**Work to do**
Write out the entire listing below exactly as it appears, minus any pictures.
------------------------------------------------
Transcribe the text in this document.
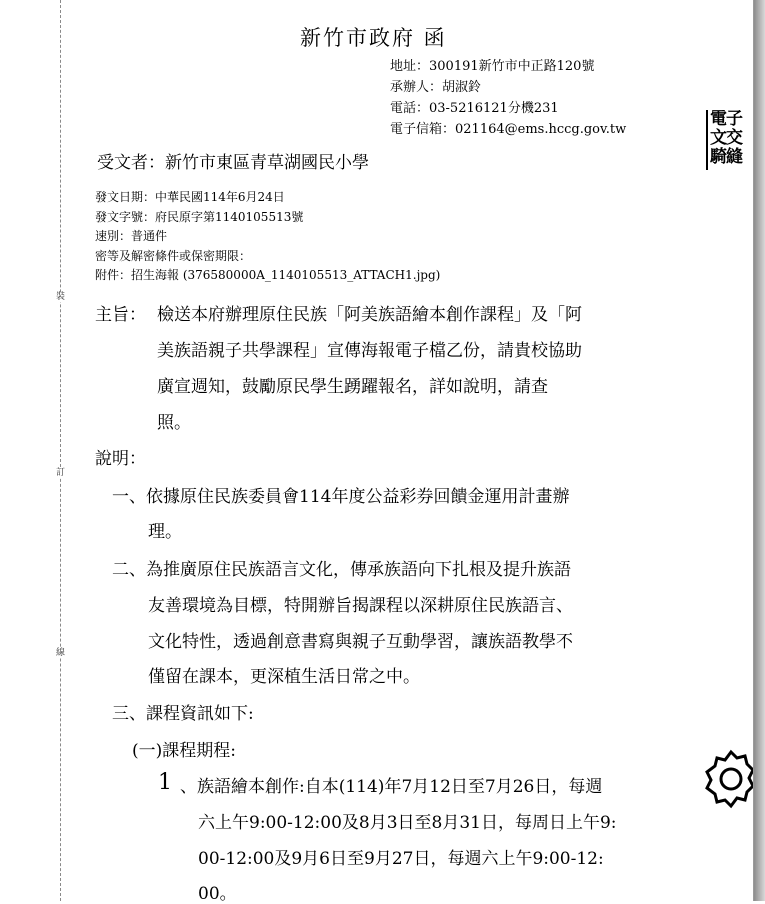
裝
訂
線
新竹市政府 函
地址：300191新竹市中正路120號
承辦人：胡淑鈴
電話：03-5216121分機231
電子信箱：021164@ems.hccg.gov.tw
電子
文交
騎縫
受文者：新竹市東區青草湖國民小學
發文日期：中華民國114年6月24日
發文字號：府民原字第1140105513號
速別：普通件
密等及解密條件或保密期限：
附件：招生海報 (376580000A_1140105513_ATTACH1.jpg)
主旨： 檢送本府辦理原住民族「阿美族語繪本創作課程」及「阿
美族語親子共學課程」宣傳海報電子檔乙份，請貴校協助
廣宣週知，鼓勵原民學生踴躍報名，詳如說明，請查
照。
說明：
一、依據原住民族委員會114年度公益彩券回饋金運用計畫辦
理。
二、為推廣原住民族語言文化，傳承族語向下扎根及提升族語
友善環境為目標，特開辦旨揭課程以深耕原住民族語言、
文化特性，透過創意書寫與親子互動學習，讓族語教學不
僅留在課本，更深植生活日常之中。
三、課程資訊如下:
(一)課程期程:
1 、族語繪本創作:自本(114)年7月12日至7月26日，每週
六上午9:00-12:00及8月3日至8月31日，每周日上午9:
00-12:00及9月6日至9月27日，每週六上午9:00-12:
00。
------------------------------------------------
**Reply to the task**
Transcribe the text in this document.
裝
訂
線
新竹市政府 函
地址：300191新竹市中正路120號
承辦人：胡淑鈴
電話：03-5216121分機231
電子信箱：021164@ems.hccg.gov.tw
電子
文交
騎縫
受文者：新竹市東區青草湖國民小學
發文日期：中華民國114年6月24日
發文字號：府民原字第1140105513號
速別：普通件
密等及解密條件或保密期限：
附件：招生海報 (376580000A_1140105513_ATTACH1.jpg)
主旨： 檢送本府辦理原住民族「阿美族語繪本創作課程」及「阿
美族語親子共學課程」宣傳海報電子檔乙份，請貴校協助
廣宣週知，鼓勵原民學生踴躍報名，詳如說明，請查
照。
說明：
一、依據原住民族委員會114年度公益彩券回饋金運用計畫辦
理。
二、為推廣原住民族語言文化，傳承族語向下扎根及提升族語
友善環境為目標，特開辦旨揭課程以深耕原住民族語言、
文化特性，透過創意書寫與親子互動學習，讓族語教學不
僅留在課本，更深植生活日常之中。
三、課程資訊如下:
(一)課程期程:
1 、族語繪本創作:自本(114)年7月12日至7月26日，每週
六上午9:00-12:00及8月3日至8月31日，每周日上午9:
00-12:00及9月6日至9月27日，每週六上午9:00-12:
00。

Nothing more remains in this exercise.